* **Exercise directions**:
Pull every line with the word "this" out of the entries below.

* **Stored records**:
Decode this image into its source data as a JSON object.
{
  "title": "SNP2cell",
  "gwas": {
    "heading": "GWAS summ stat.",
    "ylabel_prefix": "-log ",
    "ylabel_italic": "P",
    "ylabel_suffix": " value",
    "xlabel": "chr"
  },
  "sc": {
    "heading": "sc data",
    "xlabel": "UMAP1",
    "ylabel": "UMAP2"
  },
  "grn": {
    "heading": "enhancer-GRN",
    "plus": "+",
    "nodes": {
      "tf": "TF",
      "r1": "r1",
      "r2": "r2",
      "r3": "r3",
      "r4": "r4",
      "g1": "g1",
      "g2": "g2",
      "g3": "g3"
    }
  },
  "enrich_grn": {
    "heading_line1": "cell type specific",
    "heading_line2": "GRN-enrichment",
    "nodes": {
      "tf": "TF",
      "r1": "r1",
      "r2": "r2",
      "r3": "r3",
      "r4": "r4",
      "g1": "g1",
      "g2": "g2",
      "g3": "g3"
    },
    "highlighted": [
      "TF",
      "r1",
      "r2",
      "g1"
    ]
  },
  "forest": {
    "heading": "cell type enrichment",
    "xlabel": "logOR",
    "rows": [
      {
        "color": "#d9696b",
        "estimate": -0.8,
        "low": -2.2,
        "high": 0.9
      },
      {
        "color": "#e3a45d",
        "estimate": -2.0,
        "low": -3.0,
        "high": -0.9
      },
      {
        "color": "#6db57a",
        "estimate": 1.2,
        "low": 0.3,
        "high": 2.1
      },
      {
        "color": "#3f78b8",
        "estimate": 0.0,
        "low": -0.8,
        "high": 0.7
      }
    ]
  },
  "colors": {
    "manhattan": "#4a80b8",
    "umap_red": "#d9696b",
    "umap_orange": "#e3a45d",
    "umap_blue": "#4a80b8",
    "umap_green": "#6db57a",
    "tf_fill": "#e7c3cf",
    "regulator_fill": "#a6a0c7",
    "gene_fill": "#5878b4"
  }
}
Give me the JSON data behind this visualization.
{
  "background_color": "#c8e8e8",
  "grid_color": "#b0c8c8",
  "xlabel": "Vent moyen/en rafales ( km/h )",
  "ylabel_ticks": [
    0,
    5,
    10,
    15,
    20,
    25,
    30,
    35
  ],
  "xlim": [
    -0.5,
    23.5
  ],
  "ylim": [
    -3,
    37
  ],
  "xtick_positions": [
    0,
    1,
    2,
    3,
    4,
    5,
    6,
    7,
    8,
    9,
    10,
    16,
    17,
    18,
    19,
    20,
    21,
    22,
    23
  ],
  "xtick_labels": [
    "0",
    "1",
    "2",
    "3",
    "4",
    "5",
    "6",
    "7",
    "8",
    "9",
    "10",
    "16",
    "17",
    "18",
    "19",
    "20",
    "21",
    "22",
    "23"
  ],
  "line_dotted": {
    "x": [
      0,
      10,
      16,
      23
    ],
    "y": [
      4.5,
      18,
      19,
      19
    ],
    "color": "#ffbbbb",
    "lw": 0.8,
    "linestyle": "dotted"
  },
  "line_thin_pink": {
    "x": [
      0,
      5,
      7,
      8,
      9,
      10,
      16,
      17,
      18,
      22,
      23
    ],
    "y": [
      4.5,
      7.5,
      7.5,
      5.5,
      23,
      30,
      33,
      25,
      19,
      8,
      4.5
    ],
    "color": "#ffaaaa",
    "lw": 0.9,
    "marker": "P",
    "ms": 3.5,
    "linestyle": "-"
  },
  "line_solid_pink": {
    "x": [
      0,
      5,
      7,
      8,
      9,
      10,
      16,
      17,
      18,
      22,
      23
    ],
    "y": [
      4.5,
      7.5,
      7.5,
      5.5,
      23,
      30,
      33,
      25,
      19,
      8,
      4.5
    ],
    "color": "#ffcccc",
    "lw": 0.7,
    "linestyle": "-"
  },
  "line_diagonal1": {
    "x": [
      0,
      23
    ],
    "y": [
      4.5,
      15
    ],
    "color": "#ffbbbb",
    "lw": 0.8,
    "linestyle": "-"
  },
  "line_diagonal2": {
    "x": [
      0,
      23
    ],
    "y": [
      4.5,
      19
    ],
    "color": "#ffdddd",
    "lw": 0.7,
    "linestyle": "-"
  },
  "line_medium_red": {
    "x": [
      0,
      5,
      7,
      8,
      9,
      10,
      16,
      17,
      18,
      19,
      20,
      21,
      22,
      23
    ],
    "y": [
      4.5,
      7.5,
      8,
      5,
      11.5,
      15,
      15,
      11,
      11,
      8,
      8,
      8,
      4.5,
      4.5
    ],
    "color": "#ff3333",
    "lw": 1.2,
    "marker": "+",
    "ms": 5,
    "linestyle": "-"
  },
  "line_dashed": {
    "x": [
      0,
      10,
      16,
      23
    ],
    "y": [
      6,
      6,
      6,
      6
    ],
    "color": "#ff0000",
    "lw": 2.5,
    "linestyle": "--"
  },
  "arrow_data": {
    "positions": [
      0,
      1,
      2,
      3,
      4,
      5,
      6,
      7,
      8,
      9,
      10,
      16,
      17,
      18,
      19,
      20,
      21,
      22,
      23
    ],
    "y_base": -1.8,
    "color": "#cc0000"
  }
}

* **Exercise response**:
Decode this image into its source data as a JSON object.
Give me the JSON data behind this visualization.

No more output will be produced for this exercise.